=== Exercise brief ===
Report only the number of lines that hold the word "stack".

+ + +

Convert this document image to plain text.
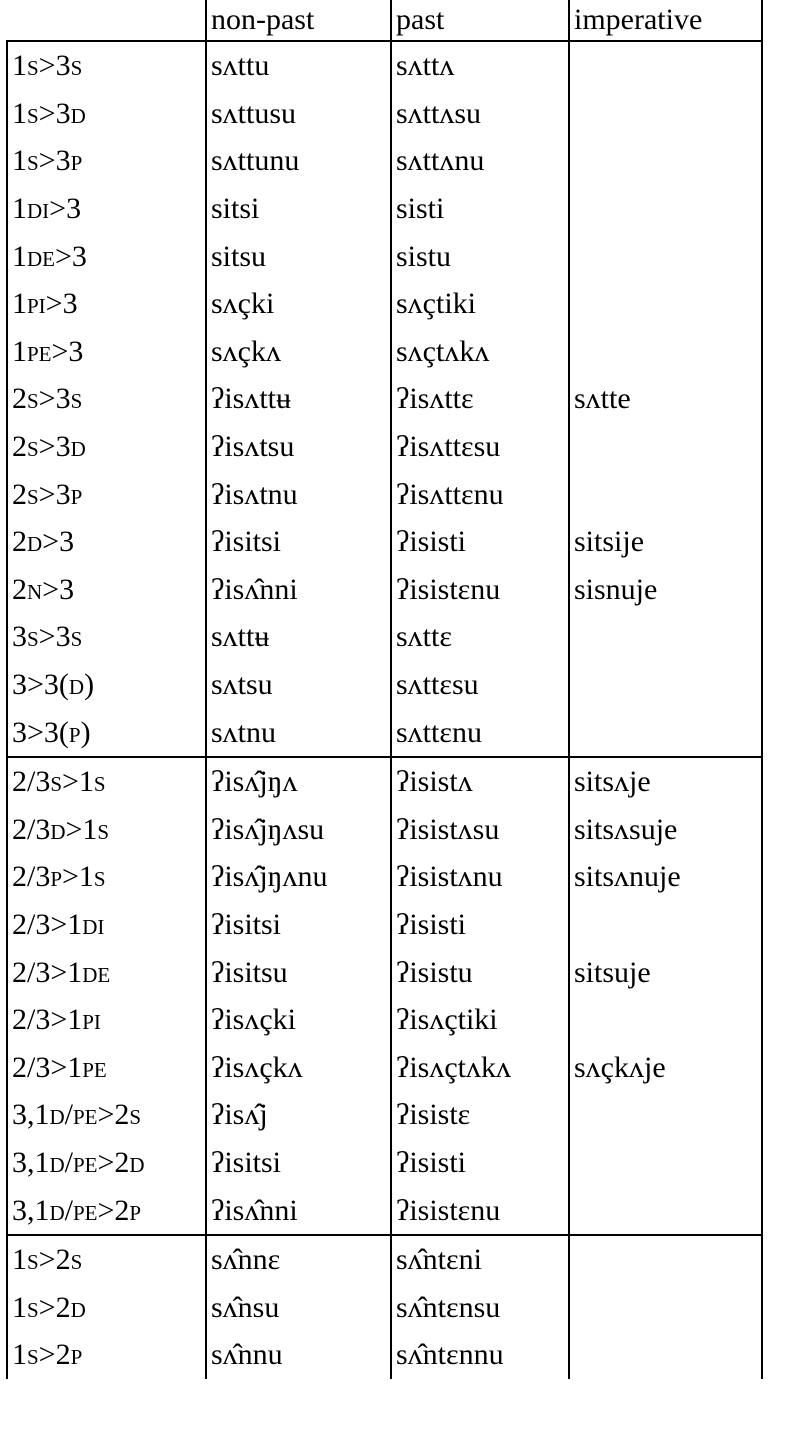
	non-past	past	imperative
1s>3s	sʌttu	sʌttʌ	
1s>3d	sʌttusu	sʌttʌsu	
1s>3p	sʌttunu	sʌttʌnu	
1di>3	sitsi	sisti	
1de>3	sitsu	sistu	
1pi>3	sʌçki	sʌçtiki	
1pe>3	sʌçkʌ	sʌçtʌkʌ	
2s>3s	ʔisʌttʉ	ʔisʌttɛ	sʌtte
2s>3d	ʔisʌtsu	ʔisʌttɛsu	
2s>3p	ʔisʌtnu	ʔisʌttɛnu	
2d>3	ʔisitsi	ʔisisti	sitsije
2n>3	ʔisʌ̂nni	ʔisistɛnu	sisnuje
3s>3s	sʌttʉ	sʌttɛ	
3>3(d)	sʌtsu	sʌttɛsu	
3>3(p)	sʌtnu	sʌttɛnu	
2/3s>1s	ʔisʌ̂jŋʌ	ʔisistʌ	sitsʌje
2/3d>1s	ʔisʌ̂jŋʌsu	ʔisistʌsu	sitsʌsuje
2/3p>1s	ʔisʌ̂jŋʌnu	ʔisistʌnu	sitsʌnuje
2/3>1di	ʔisitsi	ʔisisti	
2/3>1de	ʔisitsu	ʔisistu	sitsuje
2/3>1pi	ʔisʌçki	ʔisʌçtiki	
2/3>1pe	ʔisʌçkʌ	ʔisʌçtʌkʌ	sʌçkʌje
3,1d/pe>2s	ʔisʌ̂j	ʔisistɛ	
3,1d/pe>2d	ʔisitsi	ʔisisti	
3,1d/pe>2p	ʔisʌ̂nni	ʔisistɛnu	
1s>2s	sʌ̂nnɛ	sʌ̂ntɛni	
1s>2d	sʌ̂nsu	sʌ̂ntɛnsu	
1s>2p	sʌ̂nnu	sʌ̂ntɛnnu	
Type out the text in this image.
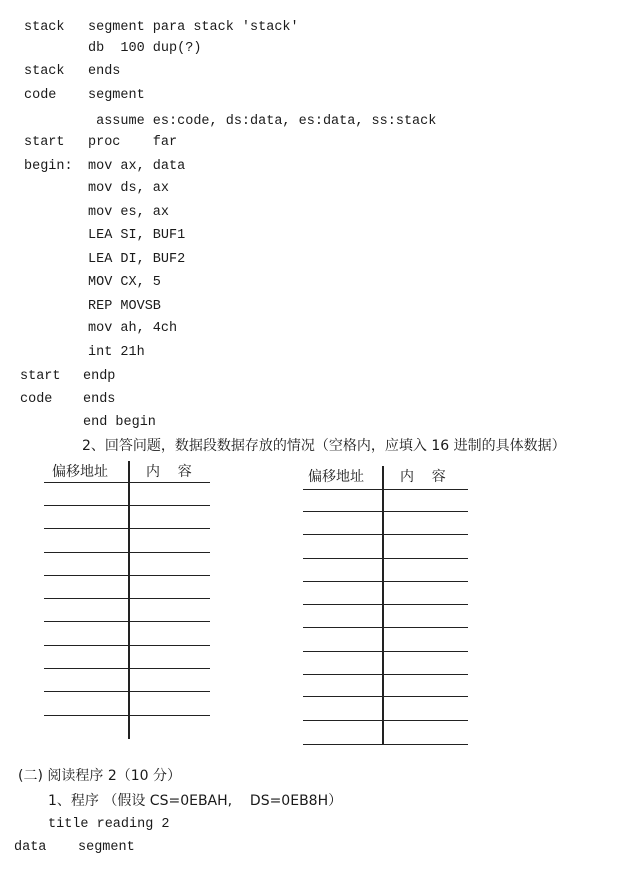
stack segment para stack 'stack'
db  100 dup(?)
stack ends
code segment
assume es:code, ds:data, es:data, ss:stack
start proc    far
begin: mov ax, data
mov ds, ax
mov es, ax
LEA SI, BUF1
LEA DI, BUF2
MOV CX, 5
REP MOVSB
mov ah, 4ch
int 21h
start endp
code ends
end begin
2、回答问题，数据段数据存放的情况（空格内，应填入 16 进制的具体数据）
偏移地址	内    容	偏移地址	内    容
(二) 阅读程序 2（10 分）
1、程序 （假设 CS=0EBAH,    DS=0EB8H）
title reading 2
data segment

+ + +

=== Correct answer ===
3